[PROBLEM TO SOLVE] Repeat each entry as written and leave the images out of the copy.

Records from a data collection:
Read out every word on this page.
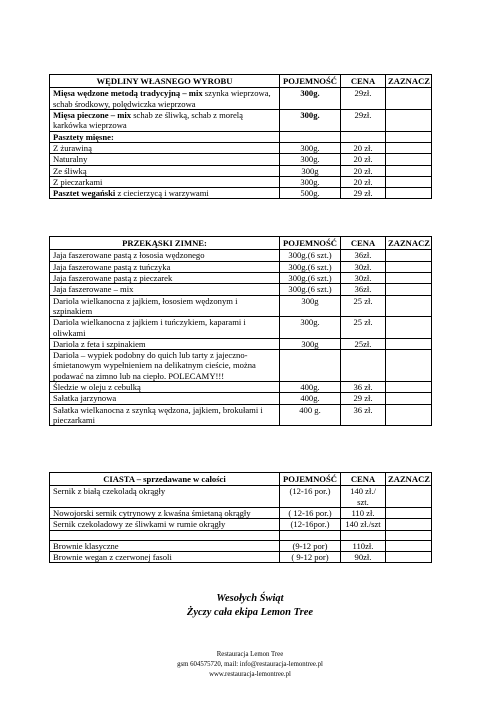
WĘDLINY WŁASNEGO WYROBU	POJEMNOŚĆ	CENA	ZAZNACZ
Mięsa wędzone metodą tradycyjną – mix szynka wieprzowa, schab środkowy, polędwiczka wieprzowa	300g.	29zł.	
Mięsa pieczone – mix schab ze śliwką, schab z morelą karkówka wieprzowa	300g.	29zł.	
Pasztety mięsne:			
Z żurawiną	300g.	20 zł.	
Naturalny	300g.	20 zł.	
Ze śliwką	300g	20 zł.	
Z pieczarkami	300g.	20 zł.	
Pasztet wegański z ciecierzycą i warzywami	500g.	29 zł.	
PRZEKĄSKI ZIMNE:	POJEMNOŚĆ	CENA	ZAZNACZ
Jaja faszerowane pastą z łososia wędzonego	300g.(6 szt.)	36zł.	
Jaja faszerowane pastą z tuńczyka	300g.(6 szt.)	30zł.	
Jaja faszerowane pastą z pieczarek	300g.(6 szt.)	30zł.	
Jaja faszerowane – mix	300g.(6 szt.)	36zł.	
Dariola wielkanocna z jajkiem, łososiem wędzonym i szpinakiem	300g	25 zł.	
Dariola wielkanocna z jajkiem i tuńczykiem, kaparami i oliwkami	300g.	25 zł.	
Dariola z feta i szpinakiem	300g	25zł.	
Dariola – wypiek podobny do quich lub tarty z jajeczno-śmietanowym wypełnieniem na delikatnym cieście, można podawać na zimno lub na ciepło. POLECAMY!!!			
Śledzie w oleju z cebulką	400g.	36 zł.	
Sałatka jarzynowa	400g.	29 zł.	
Sałatka wielkanocna z szynką wędzona, jajkiem, brokułami i pieczarkami	400 g.	36 zł.	
CIASTA – sprzedawane w całości	POJEMNOŚĆ	CENA	ZAZNACZ
Sernik z białą czekoladą okrągły	(12-16 por.)	140 zł./ szt.	
Nowojorski sernik cytrynowy z kwaśna śmietaną okrągły	( 12-16 por.)	110 zł.	
Sernik czekoladowy ze śliwkami w rumie okrągły	(12-16por.)	140 zł./szt	

Brownie klasyczne	(9-12 por)	110zł.	
Brownie wegan z czerwonej fasoli	( 9-12 por)	90zł.	
Wesołych Świąt
Życzy cała ekipa Lemon Tree
Restauracja Lemon Tree
gsm 604575720, mail: info@restauracja-lemontree.pl
www.restauracja-lemontree.pl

[RESPONSE FOR THIS EXERCISE]
Read out every word on this page.
WĘDLINY WŁASNEGO WYROBU	POJEMNOŚĆ	CENA	ZAZNACZ
Mięsa wędzone metodą tradycyjną – mix szynka wieprzowa, schab środkowy, polędwiczka wieprzowa	300g.	29zł.	
Mięsa pieczone – mix schab ze śliwką, schab z morelą karkówka wieprzowa	300g.	29zł.	
Pasztety mięsne:			
Z żurawiną	300g.	20 zł.	
Naturalny	300g.	20 zł.	
Ze śliwką	300g	20 zł.	
Z pieczarkami	300g.	20 zł.	
Pasztet wegański z ciecierzycą i warzywami	500g.	29 zł.	
PRZEKĄSKI ZIMNE:	POJEMNOŚĆ	CENA	ZAZNACZ
Jaja faszerowane pastą z łososia wędzonego	300g.(6 szt.)	36zł.	
Jaja faszerowane pastą z tuńczyka	300g.(6 szt.)	30zł.	
Jaja faszerowane pastą z pieczarek	300g.(6 szt.)	30zł.	
Jaja faszerowane – mix	300g.(6 szt.)	36zł.	
Dariola wielkanocna z jajkiem, łososiem wędzonym i szpinakiem	300g	25 zł.	
Dariola wielkanocna z jajkiem i tuńczykiem, kaparami i oliwkami	300g.	25 zł.	
Dariola z feta i szpinakiem	300g	25zł.	
Dariola – wypiek podobny do quich lub tarty z jajeczno-śmietanowym wypełnieniem na delikatnym cieście, można podawać na zimno lub na ciepło. POLECAMY!!!			
Śledzie w oleju z cebulką	400g.	36 zł.	
Sałatka jarzynowa	400g.	29 zł.	
Sałatka wielkanocna z szynką wędzona, jajkiem, brokułami i pieczarkami	400 g.	36 zł.	
CIASTA – sprzedawane w całości	POJEMNOŚĆ	CENA	ZAZNACZ
Sernik z białą czekoladą okrągły	(12-16 por.)	140 zł./ szt.	
Nowojorski sernik cytrynowy z kwaśna śmietaną okrągły	( 12-16 por.)	110 zł.	
Sernik czekoladowy ze śliwkami w rumie okrągły	(12-16por.)	140 zł./szt	

Brownie klasyczne	(9-12 por)	110zł.	
Brownie wegan z czerwonej fasoli	( 9-12 por)	90zł.	
Wesołych Świąt
Życzy cała ekipa Lemon Tree
Restauracja Lemon Tree
gsm 604575720, mail: info@restauracja-lemontree.pl
www.restauracja-lemontree.pl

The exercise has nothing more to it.